### To do:
Please retype every line of the entries below word for word, leaving nothing out and changing nothing.

### Layout region records:
* * * * *
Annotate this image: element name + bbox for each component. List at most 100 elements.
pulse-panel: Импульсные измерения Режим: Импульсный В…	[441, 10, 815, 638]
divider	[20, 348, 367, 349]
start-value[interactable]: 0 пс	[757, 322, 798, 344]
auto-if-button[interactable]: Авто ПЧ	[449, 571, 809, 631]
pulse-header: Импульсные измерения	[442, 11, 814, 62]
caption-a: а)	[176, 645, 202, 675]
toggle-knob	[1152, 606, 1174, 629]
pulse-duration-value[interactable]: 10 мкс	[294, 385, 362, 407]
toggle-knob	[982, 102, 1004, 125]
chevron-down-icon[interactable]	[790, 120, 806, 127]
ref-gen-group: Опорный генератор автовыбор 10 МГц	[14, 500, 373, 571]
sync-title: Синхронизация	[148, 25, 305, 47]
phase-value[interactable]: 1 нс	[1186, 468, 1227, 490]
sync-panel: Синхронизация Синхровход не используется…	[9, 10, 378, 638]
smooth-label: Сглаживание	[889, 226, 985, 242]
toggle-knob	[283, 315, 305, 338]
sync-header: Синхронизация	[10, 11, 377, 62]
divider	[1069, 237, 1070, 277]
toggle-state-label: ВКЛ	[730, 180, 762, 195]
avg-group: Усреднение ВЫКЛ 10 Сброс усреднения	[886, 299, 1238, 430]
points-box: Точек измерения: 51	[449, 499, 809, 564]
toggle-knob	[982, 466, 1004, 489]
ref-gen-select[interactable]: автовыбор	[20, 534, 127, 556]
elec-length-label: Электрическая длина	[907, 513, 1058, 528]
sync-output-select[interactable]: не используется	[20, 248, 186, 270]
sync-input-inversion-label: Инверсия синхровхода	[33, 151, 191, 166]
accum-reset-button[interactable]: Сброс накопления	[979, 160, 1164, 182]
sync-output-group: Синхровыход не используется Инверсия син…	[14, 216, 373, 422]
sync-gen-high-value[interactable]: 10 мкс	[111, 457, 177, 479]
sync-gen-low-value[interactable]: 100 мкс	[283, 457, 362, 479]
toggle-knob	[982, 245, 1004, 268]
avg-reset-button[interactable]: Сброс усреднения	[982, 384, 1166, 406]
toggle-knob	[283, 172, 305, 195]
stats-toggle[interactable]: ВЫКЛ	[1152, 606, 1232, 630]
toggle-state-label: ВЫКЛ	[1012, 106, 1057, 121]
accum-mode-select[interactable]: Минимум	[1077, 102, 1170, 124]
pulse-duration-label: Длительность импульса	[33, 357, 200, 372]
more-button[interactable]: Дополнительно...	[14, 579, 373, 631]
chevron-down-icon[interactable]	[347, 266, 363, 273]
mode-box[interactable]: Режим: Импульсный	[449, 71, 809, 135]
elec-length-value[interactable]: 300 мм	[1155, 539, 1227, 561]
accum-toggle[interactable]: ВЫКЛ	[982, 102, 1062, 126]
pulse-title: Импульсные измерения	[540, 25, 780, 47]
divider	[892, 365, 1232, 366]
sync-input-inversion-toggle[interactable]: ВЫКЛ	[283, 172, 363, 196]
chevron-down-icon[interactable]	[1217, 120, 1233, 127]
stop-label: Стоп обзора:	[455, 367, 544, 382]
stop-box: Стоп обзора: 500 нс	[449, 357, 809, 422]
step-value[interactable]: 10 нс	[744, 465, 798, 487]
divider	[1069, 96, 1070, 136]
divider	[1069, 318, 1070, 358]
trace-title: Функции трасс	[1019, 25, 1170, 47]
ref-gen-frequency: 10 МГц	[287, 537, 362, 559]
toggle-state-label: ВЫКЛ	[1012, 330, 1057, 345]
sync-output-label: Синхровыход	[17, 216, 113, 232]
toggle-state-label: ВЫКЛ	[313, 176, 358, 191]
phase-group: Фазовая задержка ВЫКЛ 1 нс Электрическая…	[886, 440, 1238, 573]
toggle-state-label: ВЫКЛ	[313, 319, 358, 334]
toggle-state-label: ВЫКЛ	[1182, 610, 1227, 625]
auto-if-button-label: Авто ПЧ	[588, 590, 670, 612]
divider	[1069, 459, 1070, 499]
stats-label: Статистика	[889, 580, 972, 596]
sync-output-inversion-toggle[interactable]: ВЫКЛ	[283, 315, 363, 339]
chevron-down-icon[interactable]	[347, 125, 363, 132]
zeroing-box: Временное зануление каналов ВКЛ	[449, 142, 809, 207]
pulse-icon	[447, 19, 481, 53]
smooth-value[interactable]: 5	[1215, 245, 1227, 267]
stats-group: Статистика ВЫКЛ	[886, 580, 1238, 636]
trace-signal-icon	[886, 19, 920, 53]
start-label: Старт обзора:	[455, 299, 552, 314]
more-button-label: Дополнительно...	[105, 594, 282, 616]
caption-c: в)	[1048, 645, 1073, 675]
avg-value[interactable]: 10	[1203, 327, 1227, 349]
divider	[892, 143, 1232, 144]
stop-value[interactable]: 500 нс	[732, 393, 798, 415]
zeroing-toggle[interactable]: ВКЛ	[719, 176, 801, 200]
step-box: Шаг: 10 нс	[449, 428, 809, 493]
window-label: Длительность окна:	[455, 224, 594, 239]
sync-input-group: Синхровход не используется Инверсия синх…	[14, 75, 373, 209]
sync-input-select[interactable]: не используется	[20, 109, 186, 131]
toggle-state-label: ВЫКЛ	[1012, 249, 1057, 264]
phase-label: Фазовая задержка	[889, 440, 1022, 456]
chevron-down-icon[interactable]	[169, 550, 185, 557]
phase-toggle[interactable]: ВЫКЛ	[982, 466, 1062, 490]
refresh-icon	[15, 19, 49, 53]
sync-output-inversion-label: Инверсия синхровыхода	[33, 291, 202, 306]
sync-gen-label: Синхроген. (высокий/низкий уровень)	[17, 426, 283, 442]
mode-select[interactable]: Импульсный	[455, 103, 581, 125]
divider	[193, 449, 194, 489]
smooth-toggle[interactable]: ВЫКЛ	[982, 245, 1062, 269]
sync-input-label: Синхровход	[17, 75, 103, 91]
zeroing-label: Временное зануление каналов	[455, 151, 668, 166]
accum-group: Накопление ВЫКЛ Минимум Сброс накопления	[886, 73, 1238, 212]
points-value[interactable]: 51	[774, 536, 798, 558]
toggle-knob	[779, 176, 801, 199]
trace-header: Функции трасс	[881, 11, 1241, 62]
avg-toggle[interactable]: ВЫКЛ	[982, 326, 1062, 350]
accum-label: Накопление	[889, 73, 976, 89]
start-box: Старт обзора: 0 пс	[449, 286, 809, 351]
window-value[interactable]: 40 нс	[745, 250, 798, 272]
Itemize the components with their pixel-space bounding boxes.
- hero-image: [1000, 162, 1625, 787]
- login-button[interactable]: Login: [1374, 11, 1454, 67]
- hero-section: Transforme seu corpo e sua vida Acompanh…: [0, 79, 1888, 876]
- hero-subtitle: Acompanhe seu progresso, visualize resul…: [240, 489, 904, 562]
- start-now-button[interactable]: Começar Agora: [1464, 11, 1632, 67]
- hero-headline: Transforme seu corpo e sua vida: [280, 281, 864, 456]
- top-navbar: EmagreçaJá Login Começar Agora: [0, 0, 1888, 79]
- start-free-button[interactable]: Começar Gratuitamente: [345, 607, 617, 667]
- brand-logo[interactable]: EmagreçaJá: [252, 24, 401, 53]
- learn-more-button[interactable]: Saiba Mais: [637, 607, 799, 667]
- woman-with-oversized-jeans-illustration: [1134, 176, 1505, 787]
* * * * *
### Task result:
Annotate this image: element name + bbox for each component. List at most 100 elements.
pulse-panel: Импульсные измерения Режим: Импульсный В…	[441, 10, 815, 638]
divider	[20, 348, 367, 349]
start-value[interactable]: 0 пс	[757, 322, 798, 344]
auto-if-button[interactable]: Авто ПЧ	[449, 571, 809, 631]
pulse-header: Импульсные измерения	[442, 11, 814, 62]
caption-a: а)	[176, 645, 202, 675]
toggle-knob	[1152, 606, 1174, 629]
pulse-duration-value[interactable]: 10 мкс	[294, 385, 362, 407]
toggle-knob	[982, 102, 1004, 125]
chevron-down-icon[interactable]	[790, 120, 806, 127]
ref-gen-group: Опорный генератор автовыбор 10 МГц	[14, 500, 373, 571]
sync-title: Синхронизация	[148, 25, 305, 47]
phase-value[interactable]: 1 нс	[1186, 468, 1227, 490]
sync-panel: Синхронизация Синхровход не используется…	[9, 10, 378, 638]
smooth-label: Сглаживание	[889, 226, 985, 242]
toggle-knob	[283, 315, 305, 338]
sync-header: Синхронизация	[10, 11, 377, 62]
divider	[1069, 237, 1070, 277]
toggle-state-label: ВКЛ	[730, 180, 762, 195]
avg-group: Усреднение ВЫКЛ 10 Сброс усреднения	[886, 299, 1238, 430]
points-box: Точек измерения: 51	[449, 499, 809, 564]
toggle-knob	[982, 466, 1004, 489]
ref-gen-select[interactable]: автовыбор	[20, 534, 127, 556]
elec-length-label: Электрическая длина	[907, 513, 1058, 528]
sync-output-select[interactable]: не используется	[20, 248, 186, 270]
sync-input-inversion-label: Инверсия синхровхода	[33, 151, 191, 166]
accum-reset-button[interactable]: Сброс накопления	[979, 160, 1164, 182]
sync-output-group: Синхровыход не используется Инверсия син…	[14, 216, 373, 422]
sync-gen-high-value[interactable]: 10 мкс	[111, 457, 177, 479]
sync-gen-low-value[interactable]: 100 мкс	[283, 457, 362, 479]
toggle-knob	[982, 245, 1004, 268]
avg-reset-button[interactable]: Сброс усреднения	[982, 384, 1166, 406]
toggle-knob	[283, 172, 305, 195]
stats-toggle[interactable]: ВЫКЛ	[1152, 606, 1232, 630]
toggle-state-label: ВЫКЛ	[1012, 106, 1057, 121]
accum-mode-select[interactable]: Минимум	[1077, 102, 1170, 124]
pulse-duration-label: Длительность импульса	[33, 357, 200, 372]
more-button[interactable]: Дополнительно...	[14, 579, 373, 631]
chevron-down-icon[interactable]	[347, 266, 363, 273]
mode-box[interactable]: Режим: Импульсный	[449, 71, 809, 135]
elec-length-value[interactable]: 300 мм	[1155, 539, 1227, 561]
accum-toggle[interactable]: ВЫКЛ	[982, 102, 1062, 126]
pulse-title: Импульсные измерения	[540, 25, 780, 47]
divider	[892, 365, 1232, 366]
sync-input-inversion-toggle[interactable]: ВЫКЛ	[283, 172, 363, 196]
chevron-down-icon[interactable]	[1217, 120, 1233, 127]
stop-label: Стоп обзора:	[455, 367, 544, 382]
stop-box: Стоп обзора: 500 нс	[449, 357, 809, 422]
step-value[interactable]: 10 нс	[744, 465, 798, 487]
divider	[1069, 96, 1070, 136]
divider	[1069, 318, 1070, 358]
trace-title: Функции трасс	[1019, 25, 1170, 47]
ref-gen-frequency: 10 МГц	[287, 537, 362, 559]
toggle-state-label: ВЫКЛ	[1012, 330, 1057, 345]
sync-output-label: Синхровыход	[17, 216, 113, 232]
toggle-state-label: ВЫКЛ	[313, 176, 358, 191]
phase-group: Фазовая задержка ВЫКЛ 1 нс Электрическая…	[886, 440, 1238, 573]
toggle-state-label: ВЫКЛ	[313, 319, 358, 334]
toggle-state-label: ВЫКЛ	[1182, 610, 1227, 625]
auto-if-button-label: Авто ПЧ	[588, 590, 670, 612]
divider	[1069, 459, 1070, 499]
stats-label: Статистика	[889, 580, 972, 596]
sync-output-inversion-toggle[interactable]: ВЫКЛ	[283, 315, 363, 339]
chevron-down-icon[interactable]	[347, 125, 363, 132]
zeroing-box: Временное зануление каналов ВКЛ	[449, 142, 809, 207]
pulse-icon	[447, 19, 481, 53]
smooth-value[interactable]: 5	[1215, 245, 1227, 267]
stats-group: Статистика ВЫКЛ	[886, 580, 1238, 636]
trace-signal-icon	[886, 19, 920, 53]
start-label: Старт обзора:	[455, 299, 552, 314]
more-button-label: Дополнительно...	[105, 594, 282, 616]
caption-c: в)	[1048, 645, 1073, 675]
avg-value[interactable]: 10	[1203, 327, 1227, 349]
divider	[892, 143, 1232, 144]
stop-value[interactable]: 500 нс	[732, 393, 798, 415]
zeroing-toggle[interactable]: ВКЛ	[719, 176, 801, 200]
step-box: Шаг: 10 нс	[449, 428, 809, 493]
window-label: Длительность окна:	[455, 224, 594, 239]
sync-input-group: Синхровход не используется Инверсия синх…	[14, 75, 373, 209]
sync-input-select[interactable]: не используется	[20, 109, 186, 131]
toggle-state-label: ВЫКЛ	[1012, 249, 1057, 264]
phase-label: Фазовая задержка	[889, 440, 1022, 456]
chevron-down-icon[interactable]	[169, 550, 185, 557]
phase-toggle[interactable]: ВЫКЛ	[982, 466, 1062, 490]
refresh-icon	[15, 19, 49, 53]
sync-output-inversion-label: Инверсия синхровыхода	[33, 291, 202, 306]
sync-gen-label: Синхроген. (высокий/низкий уровень)	[17, 426, 283, 442]
mode-select[interactable]: Импульсный	[455, 103, 581, 125]
divider	[193, 449, 194, 489]
smooth-toggle[interactable]: ВЫКЛ	[982, 245, 1062, 269]
sync-input-label: Синхровход	[17, 75, 103, 91]
zeroing-label: Временное зануление каналов	[455, 151, 668, 166]
accum-group: Накопление ВЫКЛ Минимум Сброс накопления	[886, 73, 1238, 212]
points-value[interactable]: 51	[774, 536, 798, 558]
toggle-knob	[779, 176, 801, 199]
trace-header: Функции трасс	[881, 11, 1241, 62]
avg-toggle[interactable]: ВЫКЛ	[982, 326, 1062, 350]
accum-label: Накопление	[889, 73, 976, 89]
start-box: Старт обзора: 0 пс	[449, 286, 809, 351]
window-value[interactable]: 40 нс	[745, 250, 798, 272]
Itemize the components with their pixel-space bounding boxes.
- hero-image: [1000, 162, 1625, 787]
- login-button[interactable]: Login: [1374, 11, 1454, 67]
- hero-section: Transforme seu corpo e sua vida Acompanh…: [0, 79, 1888, 876]
- hero-subtitle: Acompanhe seu progresso, visualize resul…: [240, 489, 904, 562]
- start-now-button[interactable]: Começar Agora: [1464, 11, 1632, 67]
- hero-headline: Transforme seu corpo e sua vida: [280, 281, 864, 456]
- top-navbar: EmagreçaJá Login Começar Agora: [0, 0, 1888, 79]
- start-free-button[interactable]: Começar Gratuitamente: [345, 607, 617, 667]
- brand-logo[interactable]: EmagreçaJá: [252, 24, 401, 53]
- learn-more-button[interactable]: Saiba Mais: [637, 607, 799, 667]
- woman-with-oversized-jeans-illustration: [1134, 176, 1505, 787]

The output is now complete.